Only the number is needed: how many lines of the records include "Vergunning"?

Records shown
──────

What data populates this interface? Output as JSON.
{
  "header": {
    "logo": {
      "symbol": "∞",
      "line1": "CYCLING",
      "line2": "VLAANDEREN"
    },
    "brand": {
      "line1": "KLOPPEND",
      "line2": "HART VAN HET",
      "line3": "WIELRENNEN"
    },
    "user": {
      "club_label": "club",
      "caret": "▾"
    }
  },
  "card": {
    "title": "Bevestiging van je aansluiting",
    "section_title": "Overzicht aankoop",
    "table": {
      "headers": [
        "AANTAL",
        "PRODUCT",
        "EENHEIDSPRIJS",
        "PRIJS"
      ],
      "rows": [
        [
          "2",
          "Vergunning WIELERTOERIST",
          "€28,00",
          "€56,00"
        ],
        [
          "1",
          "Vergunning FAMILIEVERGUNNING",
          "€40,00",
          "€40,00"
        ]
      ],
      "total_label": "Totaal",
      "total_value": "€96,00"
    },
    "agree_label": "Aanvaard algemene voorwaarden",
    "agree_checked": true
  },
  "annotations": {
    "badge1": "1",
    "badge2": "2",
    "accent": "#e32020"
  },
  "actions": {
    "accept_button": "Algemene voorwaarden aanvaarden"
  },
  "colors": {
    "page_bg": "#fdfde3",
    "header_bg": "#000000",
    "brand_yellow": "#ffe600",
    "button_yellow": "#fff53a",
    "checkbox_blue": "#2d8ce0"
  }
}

──────

The completed task
2